WHAT NEEDS TO BE DONE: Where does the string "icon" appear? Copy every line of the entries below that holds it.

INPUT ROWS:

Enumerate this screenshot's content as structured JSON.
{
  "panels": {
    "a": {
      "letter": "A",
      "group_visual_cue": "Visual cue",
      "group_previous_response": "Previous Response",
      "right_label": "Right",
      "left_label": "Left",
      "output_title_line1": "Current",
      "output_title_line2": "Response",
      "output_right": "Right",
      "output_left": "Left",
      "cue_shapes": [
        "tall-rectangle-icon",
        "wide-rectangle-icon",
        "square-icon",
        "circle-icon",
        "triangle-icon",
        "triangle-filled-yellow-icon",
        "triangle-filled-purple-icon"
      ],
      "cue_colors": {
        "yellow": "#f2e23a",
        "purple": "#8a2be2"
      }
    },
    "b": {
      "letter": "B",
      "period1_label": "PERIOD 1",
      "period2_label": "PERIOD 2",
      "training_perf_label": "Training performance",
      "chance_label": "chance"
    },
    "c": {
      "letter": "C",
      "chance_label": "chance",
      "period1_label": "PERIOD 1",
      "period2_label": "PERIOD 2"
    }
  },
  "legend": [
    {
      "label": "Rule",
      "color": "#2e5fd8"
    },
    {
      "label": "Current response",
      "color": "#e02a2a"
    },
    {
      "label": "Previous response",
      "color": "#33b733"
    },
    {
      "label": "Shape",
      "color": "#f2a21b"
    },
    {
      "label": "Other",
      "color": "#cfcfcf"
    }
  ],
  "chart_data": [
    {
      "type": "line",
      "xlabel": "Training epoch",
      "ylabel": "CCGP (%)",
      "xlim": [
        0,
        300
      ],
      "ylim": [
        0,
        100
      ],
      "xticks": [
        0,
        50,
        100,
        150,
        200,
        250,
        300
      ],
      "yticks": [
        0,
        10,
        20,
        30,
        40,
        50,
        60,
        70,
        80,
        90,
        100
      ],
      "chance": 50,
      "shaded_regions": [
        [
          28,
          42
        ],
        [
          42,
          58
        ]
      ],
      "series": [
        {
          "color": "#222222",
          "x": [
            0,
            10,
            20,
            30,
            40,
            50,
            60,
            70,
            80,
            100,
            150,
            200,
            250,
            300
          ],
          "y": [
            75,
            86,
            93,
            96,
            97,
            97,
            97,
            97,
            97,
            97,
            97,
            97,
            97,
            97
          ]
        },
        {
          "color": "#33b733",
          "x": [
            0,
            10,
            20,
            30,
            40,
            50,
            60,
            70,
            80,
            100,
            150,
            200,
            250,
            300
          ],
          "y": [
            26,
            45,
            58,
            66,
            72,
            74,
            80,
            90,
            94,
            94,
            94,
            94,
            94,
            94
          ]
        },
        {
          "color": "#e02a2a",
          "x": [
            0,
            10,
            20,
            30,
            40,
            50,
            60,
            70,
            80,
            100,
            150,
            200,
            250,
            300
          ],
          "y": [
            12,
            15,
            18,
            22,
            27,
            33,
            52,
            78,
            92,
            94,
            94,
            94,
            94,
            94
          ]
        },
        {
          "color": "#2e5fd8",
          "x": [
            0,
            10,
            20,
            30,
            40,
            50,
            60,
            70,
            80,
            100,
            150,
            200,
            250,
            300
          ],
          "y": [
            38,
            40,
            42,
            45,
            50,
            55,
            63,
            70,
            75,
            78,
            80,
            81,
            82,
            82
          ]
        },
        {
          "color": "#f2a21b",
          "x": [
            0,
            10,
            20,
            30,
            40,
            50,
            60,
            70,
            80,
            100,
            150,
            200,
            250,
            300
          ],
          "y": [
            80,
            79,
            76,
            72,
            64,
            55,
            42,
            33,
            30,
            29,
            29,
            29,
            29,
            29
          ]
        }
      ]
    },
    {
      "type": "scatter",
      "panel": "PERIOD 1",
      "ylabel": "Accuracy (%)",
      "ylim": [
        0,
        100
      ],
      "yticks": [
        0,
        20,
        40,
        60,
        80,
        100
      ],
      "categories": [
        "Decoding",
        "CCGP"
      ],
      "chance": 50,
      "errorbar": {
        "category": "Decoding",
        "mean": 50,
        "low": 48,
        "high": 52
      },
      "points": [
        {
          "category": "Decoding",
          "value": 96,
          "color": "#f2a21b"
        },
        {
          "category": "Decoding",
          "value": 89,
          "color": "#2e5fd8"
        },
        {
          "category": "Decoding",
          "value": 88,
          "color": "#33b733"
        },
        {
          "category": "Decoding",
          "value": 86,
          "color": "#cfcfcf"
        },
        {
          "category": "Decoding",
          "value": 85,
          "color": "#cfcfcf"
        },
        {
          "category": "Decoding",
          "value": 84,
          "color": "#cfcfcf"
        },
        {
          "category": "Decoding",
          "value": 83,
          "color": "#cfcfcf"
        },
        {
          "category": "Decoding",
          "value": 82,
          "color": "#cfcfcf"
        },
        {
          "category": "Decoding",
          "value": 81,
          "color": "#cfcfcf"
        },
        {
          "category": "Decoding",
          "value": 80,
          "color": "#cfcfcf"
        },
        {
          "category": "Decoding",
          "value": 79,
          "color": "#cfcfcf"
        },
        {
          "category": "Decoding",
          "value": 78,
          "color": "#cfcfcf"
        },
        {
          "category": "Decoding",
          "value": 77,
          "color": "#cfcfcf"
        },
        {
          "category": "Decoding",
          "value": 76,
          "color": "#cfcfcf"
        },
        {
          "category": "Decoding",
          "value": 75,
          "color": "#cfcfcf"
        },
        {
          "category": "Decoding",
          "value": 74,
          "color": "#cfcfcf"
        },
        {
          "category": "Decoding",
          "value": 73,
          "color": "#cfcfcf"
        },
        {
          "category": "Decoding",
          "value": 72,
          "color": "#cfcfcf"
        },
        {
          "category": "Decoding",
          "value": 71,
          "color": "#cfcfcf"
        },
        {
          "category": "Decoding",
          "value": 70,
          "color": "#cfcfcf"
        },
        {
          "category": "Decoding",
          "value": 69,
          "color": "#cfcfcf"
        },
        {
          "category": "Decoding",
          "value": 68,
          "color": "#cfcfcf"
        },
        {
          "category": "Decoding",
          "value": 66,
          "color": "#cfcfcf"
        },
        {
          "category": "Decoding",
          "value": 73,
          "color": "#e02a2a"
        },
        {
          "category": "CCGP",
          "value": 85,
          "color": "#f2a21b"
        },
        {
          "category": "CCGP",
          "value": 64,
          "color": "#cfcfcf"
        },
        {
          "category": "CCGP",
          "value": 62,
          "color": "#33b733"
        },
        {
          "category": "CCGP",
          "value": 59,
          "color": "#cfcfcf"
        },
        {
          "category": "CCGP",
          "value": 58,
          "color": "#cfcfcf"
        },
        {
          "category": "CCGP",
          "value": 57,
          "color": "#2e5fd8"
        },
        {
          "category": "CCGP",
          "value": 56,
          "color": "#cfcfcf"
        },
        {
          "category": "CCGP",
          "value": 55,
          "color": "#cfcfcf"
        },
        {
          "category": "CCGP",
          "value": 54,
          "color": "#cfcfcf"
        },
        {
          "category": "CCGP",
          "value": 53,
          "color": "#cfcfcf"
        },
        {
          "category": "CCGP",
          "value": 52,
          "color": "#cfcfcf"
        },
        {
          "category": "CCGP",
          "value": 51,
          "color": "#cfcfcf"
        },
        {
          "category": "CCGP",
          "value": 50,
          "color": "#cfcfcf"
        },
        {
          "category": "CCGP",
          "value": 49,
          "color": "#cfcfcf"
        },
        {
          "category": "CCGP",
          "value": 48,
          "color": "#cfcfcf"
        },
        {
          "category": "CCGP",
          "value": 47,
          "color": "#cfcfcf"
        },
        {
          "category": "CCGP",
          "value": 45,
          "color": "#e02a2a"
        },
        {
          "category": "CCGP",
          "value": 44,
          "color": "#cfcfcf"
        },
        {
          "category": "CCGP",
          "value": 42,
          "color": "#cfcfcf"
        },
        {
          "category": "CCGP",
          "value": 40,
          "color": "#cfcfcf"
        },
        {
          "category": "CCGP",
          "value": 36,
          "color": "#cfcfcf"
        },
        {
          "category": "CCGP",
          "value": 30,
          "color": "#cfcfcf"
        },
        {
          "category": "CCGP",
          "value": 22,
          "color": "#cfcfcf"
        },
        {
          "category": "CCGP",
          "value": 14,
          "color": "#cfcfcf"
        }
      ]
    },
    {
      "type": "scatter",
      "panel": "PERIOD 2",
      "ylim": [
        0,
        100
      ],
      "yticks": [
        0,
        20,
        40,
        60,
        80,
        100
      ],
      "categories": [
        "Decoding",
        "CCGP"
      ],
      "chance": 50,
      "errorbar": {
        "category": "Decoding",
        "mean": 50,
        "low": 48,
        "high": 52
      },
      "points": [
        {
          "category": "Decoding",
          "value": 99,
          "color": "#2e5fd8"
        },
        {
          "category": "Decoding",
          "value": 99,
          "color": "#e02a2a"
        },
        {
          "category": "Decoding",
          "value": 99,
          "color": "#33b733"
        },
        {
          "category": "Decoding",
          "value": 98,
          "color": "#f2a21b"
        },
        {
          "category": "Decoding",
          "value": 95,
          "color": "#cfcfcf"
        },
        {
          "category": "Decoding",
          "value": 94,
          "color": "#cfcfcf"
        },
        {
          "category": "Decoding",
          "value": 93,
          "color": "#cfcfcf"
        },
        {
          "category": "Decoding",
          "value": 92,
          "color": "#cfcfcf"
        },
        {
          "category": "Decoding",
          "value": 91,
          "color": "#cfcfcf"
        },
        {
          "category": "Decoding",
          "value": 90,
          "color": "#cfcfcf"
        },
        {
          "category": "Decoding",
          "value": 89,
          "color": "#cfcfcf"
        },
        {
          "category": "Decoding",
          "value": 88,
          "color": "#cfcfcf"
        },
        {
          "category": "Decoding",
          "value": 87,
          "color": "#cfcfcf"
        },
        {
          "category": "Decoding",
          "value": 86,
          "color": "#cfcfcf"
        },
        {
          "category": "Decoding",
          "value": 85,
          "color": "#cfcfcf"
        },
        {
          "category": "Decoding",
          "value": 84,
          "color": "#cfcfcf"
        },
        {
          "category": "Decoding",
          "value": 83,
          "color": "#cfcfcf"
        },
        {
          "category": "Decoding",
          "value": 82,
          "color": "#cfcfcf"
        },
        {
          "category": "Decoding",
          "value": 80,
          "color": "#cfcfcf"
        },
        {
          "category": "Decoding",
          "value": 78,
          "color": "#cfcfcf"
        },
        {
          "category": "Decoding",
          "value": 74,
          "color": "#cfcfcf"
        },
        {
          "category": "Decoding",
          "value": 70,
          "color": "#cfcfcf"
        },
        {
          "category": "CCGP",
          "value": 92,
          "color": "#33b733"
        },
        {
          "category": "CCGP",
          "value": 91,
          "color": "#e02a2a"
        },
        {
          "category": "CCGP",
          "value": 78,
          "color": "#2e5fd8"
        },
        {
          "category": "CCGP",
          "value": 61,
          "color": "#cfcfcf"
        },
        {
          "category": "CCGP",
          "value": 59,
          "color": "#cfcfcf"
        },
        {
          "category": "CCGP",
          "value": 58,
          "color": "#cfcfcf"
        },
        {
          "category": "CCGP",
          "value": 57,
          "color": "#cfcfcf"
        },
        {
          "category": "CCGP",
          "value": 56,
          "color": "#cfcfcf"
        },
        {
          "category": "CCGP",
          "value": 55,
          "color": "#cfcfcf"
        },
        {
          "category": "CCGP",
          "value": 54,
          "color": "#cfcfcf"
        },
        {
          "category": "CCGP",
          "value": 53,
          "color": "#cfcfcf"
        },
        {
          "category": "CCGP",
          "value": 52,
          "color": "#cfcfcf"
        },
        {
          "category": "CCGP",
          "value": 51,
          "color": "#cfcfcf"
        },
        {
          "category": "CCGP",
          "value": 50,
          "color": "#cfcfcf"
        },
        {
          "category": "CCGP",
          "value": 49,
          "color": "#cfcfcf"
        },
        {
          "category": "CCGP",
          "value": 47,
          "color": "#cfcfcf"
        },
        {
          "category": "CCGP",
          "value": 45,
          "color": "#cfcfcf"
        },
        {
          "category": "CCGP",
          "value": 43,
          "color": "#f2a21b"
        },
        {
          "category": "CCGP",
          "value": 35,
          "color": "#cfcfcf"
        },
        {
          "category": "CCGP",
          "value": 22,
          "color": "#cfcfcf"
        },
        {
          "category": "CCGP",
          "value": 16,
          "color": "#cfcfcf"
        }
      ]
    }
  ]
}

OUTPUT FOR THIS TASK:
        "tall-rectangle-icon",
        "wide-rectangle-icon",
        "square-icon",
        "circle-icon",
        "triangle-icon",
        "triangle-filled-yellow-icon",
        "triangle-filled-purple-icon"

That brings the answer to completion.